[Exercise brief]: Tally up the lines carrying the string "year" and respond with only the resulting number.

=== Data shown ===

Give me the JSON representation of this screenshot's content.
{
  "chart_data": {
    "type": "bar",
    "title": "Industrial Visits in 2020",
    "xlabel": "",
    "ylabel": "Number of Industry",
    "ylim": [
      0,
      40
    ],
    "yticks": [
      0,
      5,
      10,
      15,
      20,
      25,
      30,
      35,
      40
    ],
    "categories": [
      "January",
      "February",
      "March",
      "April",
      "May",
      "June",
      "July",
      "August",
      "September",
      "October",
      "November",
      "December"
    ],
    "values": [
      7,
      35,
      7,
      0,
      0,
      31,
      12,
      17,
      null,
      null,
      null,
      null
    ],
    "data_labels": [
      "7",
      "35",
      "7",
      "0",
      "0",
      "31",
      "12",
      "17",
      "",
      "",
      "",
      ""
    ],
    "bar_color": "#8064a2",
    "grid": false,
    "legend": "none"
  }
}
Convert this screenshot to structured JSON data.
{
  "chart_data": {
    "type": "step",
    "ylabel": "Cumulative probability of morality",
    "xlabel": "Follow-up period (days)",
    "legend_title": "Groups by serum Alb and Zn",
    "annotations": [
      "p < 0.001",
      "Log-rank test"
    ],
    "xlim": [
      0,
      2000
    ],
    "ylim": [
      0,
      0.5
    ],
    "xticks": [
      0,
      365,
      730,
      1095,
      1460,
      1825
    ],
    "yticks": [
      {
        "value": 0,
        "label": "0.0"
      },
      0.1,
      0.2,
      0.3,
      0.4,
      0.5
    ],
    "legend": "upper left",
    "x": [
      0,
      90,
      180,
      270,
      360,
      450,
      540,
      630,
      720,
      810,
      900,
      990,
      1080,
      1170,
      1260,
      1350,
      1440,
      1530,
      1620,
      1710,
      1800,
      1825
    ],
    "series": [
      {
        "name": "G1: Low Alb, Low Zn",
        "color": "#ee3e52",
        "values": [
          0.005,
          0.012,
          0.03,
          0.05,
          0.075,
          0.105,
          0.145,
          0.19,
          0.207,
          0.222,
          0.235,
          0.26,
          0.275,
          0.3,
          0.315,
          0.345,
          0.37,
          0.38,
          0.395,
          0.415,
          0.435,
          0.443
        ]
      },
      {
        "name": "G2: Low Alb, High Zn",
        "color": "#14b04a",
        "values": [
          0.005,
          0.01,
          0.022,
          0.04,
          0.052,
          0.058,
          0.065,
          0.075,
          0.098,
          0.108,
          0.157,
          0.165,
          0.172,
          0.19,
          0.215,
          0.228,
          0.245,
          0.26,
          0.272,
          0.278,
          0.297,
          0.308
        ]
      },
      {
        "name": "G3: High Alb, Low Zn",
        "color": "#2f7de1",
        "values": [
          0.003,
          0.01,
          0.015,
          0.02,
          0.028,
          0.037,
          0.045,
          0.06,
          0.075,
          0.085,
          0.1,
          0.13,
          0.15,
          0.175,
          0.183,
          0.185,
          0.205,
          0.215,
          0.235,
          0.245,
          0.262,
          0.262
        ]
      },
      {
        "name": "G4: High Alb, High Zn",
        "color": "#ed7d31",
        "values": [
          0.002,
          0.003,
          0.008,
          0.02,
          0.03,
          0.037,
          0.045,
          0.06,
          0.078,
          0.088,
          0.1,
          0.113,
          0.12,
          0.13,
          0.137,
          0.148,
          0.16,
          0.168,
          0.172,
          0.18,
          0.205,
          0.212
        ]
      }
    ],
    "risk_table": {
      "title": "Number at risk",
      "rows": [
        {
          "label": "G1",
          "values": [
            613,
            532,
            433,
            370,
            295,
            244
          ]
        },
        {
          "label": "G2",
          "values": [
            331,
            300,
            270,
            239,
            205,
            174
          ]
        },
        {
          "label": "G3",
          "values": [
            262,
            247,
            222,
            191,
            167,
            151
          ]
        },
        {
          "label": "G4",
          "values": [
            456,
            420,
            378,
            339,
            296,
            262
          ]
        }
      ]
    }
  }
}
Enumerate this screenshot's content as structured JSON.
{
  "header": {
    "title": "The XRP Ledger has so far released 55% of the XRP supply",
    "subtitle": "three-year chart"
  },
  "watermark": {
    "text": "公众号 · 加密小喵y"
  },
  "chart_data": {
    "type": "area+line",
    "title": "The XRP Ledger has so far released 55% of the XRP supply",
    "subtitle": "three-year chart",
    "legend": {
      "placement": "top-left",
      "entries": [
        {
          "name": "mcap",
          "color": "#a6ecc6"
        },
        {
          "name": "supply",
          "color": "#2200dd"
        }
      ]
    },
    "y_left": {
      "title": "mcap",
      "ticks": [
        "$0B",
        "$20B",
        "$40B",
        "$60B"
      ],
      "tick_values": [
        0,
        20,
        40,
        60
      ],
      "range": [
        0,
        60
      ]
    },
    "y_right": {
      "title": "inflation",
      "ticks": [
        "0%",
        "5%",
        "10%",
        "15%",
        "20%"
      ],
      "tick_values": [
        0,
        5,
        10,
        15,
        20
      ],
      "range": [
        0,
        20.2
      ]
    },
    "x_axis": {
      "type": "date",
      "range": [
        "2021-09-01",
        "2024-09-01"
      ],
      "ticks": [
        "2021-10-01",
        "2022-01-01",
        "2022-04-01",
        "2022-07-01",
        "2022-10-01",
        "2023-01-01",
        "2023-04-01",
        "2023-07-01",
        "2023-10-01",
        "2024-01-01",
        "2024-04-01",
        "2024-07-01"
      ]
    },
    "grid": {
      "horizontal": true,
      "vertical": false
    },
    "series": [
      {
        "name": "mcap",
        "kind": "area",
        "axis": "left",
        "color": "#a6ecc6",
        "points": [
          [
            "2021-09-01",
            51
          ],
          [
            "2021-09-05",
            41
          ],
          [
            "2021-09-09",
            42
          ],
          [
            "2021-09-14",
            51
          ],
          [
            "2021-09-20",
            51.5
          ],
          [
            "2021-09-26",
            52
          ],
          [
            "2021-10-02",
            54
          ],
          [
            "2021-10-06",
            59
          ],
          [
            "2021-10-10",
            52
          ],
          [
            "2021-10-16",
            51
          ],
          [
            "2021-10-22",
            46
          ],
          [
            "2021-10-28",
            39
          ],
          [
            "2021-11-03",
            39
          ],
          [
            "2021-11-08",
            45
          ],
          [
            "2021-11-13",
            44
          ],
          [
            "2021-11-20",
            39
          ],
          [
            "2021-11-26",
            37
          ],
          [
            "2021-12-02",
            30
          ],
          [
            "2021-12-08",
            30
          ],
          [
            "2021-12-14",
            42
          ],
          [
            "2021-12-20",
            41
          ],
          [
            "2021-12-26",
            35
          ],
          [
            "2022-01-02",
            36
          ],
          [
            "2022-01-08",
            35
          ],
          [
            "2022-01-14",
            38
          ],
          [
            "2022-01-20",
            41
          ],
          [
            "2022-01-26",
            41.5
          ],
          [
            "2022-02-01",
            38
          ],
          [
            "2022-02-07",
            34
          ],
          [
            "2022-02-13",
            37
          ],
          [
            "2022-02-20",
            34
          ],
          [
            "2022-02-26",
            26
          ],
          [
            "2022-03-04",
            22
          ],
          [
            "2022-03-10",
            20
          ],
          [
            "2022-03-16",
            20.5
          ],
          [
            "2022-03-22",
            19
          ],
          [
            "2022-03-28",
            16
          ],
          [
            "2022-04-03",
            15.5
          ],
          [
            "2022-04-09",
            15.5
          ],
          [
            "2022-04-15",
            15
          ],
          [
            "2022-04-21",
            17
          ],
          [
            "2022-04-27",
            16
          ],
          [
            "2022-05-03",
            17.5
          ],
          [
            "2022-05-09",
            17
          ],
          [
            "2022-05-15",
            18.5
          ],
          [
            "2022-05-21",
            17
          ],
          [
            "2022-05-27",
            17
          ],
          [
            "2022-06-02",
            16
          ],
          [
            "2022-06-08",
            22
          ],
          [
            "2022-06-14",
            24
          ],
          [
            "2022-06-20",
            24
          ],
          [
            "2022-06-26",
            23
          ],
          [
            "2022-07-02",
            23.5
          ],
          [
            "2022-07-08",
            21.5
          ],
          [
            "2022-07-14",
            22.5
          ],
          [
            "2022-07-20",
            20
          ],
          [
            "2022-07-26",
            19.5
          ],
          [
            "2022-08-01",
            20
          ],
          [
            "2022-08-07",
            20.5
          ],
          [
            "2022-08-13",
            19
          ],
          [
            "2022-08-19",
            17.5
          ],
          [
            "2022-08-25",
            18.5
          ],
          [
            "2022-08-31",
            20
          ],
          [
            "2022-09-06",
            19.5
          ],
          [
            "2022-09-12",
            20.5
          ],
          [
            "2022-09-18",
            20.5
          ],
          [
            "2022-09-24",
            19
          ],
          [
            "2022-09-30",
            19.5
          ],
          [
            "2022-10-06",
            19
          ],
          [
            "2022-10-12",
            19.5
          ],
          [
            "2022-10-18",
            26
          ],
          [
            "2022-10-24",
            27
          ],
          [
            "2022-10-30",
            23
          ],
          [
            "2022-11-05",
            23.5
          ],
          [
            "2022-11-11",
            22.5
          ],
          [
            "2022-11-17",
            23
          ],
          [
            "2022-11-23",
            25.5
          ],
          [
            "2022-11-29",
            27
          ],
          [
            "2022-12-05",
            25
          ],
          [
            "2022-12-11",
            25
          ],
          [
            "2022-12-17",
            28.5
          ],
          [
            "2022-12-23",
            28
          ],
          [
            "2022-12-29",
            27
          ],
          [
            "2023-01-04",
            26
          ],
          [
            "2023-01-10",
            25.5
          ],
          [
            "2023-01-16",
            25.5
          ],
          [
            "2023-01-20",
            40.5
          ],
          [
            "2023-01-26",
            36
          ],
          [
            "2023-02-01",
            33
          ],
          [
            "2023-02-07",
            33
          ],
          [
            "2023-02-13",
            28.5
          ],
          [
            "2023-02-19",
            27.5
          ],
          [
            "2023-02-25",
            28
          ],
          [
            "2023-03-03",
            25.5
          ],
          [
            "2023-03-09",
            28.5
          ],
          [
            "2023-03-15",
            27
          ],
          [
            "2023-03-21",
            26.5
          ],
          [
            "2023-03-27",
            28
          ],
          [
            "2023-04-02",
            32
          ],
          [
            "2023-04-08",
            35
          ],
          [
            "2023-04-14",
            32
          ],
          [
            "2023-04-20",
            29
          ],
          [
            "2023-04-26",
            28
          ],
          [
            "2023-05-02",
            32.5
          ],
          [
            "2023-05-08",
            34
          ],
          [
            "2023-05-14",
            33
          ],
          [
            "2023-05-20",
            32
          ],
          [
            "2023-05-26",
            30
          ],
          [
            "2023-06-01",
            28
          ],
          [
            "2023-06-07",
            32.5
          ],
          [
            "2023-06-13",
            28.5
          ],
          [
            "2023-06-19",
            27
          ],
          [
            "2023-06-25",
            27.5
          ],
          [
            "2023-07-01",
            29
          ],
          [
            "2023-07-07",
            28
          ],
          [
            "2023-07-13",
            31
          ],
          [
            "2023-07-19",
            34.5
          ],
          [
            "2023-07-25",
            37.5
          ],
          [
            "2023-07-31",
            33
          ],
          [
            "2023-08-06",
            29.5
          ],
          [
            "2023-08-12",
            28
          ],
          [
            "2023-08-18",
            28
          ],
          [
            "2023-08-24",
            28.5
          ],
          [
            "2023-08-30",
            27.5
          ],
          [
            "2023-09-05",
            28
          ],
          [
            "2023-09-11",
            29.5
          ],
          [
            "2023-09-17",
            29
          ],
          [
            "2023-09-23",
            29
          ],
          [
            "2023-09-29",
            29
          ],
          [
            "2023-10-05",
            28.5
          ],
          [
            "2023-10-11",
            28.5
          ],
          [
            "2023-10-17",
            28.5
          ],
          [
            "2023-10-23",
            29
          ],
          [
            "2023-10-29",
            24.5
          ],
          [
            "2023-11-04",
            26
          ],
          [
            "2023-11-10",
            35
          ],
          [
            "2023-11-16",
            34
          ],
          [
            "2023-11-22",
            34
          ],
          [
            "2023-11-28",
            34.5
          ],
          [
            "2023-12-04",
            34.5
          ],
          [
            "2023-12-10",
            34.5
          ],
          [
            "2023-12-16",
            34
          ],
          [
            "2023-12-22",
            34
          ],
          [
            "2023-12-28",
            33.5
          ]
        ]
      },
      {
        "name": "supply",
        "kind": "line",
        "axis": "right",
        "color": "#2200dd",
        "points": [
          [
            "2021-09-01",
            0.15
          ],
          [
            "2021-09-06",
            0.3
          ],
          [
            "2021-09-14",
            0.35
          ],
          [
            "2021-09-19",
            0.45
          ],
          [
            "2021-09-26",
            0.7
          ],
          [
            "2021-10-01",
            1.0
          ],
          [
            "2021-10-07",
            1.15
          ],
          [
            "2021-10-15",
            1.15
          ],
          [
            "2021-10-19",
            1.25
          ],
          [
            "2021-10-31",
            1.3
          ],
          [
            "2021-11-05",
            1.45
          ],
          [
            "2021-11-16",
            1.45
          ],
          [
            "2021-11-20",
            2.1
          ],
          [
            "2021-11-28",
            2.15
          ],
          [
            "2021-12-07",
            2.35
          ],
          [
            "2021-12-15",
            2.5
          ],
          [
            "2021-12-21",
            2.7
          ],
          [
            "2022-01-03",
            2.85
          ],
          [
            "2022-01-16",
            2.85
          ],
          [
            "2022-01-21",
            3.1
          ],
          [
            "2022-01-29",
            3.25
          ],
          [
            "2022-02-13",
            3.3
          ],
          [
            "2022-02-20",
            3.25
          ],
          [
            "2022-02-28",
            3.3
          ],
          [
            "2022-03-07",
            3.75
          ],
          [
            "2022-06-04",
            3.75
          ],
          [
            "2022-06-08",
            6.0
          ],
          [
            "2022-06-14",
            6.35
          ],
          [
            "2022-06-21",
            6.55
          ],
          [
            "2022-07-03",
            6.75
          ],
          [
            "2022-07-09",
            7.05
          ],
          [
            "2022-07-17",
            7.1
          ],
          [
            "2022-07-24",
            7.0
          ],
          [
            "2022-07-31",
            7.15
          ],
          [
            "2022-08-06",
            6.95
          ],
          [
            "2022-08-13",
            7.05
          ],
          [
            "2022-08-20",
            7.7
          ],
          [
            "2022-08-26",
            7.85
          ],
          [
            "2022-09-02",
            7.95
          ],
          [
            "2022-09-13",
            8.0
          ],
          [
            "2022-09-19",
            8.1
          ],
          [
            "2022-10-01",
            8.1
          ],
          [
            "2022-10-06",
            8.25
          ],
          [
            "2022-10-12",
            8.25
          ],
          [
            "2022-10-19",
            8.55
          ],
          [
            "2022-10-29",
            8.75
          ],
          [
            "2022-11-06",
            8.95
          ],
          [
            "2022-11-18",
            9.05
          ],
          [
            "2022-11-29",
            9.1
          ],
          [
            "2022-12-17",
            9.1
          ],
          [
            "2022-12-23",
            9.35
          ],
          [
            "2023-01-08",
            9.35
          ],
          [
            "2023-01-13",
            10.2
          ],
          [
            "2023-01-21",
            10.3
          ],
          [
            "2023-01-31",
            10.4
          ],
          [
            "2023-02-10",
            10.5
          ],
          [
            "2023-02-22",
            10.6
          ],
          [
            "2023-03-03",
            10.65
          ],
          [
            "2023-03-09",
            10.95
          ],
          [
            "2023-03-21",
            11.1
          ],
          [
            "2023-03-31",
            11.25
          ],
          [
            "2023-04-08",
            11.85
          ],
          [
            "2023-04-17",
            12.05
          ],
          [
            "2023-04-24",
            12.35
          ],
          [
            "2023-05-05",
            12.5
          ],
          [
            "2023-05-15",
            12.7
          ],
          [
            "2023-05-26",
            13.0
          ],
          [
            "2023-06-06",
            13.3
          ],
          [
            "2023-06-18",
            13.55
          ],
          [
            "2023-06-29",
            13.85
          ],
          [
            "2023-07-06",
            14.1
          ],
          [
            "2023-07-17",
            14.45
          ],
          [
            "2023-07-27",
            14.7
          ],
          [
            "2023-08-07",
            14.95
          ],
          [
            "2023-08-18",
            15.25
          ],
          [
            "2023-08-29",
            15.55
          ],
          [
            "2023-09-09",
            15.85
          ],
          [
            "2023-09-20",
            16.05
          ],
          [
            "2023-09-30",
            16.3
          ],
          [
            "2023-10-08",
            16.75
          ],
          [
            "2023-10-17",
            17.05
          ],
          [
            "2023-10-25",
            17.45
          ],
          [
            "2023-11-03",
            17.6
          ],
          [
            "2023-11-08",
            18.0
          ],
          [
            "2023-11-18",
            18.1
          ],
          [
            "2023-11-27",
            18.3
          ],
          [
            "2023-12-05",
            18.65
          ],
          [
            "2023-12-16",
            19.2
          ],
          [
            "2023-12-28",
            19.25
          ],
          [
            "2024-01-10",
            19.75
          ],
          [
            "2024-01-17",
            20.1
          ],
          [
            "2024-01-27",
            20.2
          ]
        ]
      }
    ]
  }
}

===

[Worked solution]: 2